Gather each line of the records where "проезда" appears.
*** Supplied material
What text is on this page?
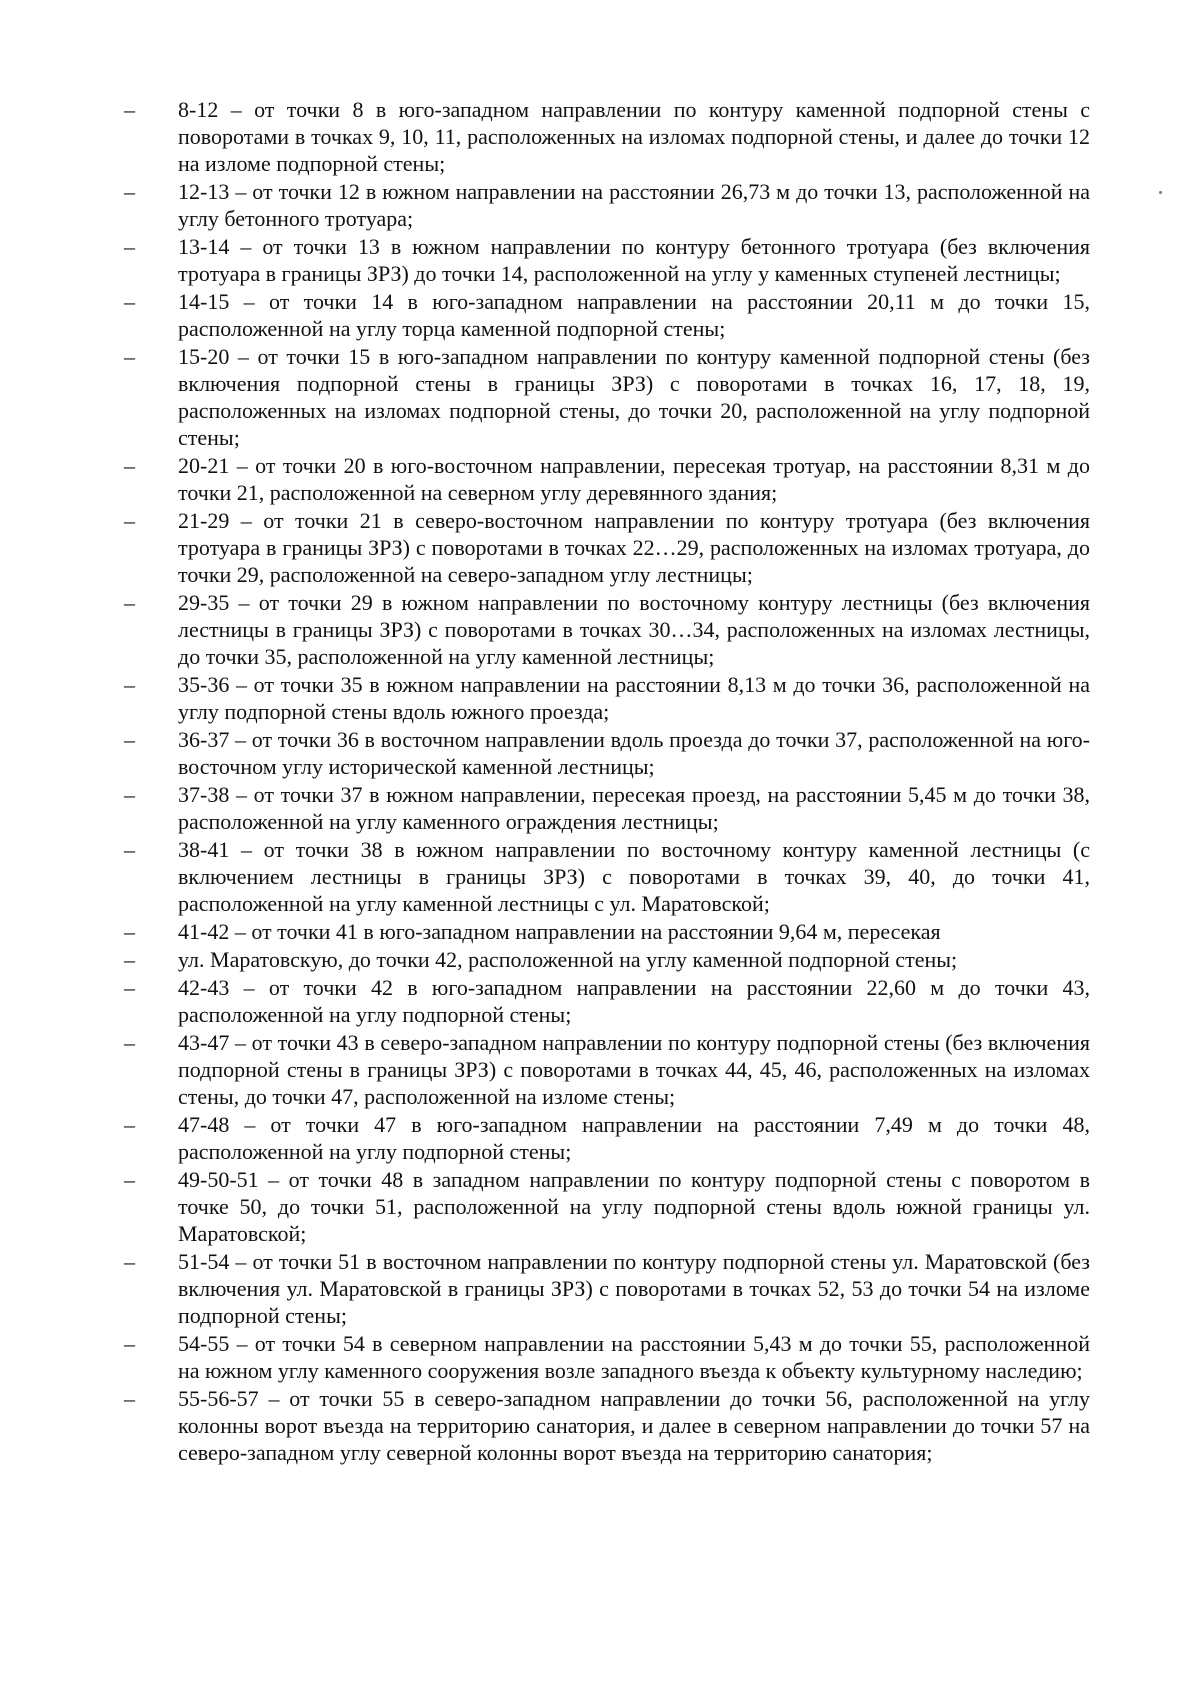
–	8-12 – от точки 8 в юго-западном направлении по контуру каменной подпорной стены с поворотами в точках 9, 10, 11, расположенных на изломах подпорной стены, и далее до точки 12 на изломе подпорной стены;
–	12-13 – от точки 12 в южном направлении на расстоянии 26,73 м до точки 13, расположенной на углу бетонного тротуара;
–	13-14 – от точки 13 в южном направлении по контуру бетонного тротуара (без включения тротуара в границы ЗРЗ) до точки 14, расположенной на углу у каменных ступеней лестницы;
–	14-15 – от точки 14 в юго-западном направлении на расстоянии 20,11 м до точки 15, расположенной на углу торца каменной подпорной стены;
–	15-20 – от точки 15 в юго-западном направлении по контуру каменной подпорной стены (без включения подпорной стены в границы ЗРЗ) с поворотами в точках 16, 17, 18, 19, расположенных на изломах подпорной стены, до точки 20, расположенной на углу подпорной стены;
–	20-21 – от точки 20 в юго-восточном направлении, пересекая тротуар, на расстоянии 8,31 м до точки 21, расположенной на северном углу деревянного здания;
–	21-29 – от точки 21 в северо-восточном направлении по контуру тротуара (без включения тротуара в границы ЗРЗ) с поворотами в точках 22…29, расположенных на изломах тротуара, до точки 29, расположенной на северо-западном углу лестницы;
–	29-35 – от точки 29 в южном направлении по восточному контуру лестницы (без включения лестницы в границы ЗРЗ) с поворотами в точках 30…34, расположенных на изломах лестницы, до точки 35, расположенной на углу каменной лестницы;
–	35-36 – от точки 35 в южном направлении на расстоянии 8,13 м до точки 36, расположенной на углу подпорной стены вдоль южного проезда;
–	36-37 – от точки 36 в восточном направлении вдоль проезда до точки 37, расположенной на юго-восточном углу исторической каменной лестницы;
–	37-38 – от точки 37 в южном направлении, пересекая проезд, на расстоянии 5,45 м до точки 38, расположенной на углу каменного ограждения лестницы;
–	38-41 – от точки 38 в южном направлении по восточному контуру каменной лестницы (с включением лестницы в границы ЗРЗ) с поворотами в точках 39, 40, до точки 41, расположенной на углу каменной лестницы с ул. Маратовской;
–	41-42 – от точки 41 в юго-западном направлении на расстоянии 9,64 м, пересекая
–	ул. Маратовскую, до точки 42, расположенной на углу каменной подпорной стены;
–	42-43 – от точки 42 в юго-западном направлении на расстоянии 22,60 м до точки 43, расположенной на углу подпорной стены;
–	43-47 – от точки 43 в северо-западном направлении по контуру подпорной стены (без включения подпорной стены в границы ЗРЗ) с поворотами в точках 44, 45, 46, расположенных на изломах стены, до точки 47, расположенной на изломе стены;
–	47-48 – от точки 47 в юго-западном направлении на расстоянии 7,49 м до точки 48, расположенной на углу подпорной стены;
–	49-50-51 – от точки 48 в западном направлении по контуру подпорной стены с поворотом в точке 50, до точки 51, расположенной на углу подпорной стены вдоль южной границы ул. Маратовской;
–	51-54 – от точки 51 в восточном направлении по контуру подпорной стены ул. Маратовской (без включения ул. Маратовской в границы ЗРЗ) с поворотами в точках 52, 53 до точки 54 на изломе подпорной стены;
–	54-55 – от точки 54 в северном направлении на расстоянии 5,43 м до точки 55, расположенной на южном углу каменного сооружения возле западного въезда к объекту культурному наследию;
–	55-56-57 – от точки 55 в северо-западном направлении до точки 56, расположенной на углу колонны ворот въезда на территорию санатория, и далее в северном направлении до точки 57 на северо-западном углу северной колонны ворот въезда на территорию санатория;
******
▸ **The answer**
–	35-36 – от точки 35 в южном направлении на расстоянии 8,13 м до точки 36, расположенной на углу подпорной стены вдоль южного проезда;
–	36-37 – от точки 36 в восточном направлении вдоль проезда до точки 37, расположенной на юго-восточном углу исторической каменной лестницы;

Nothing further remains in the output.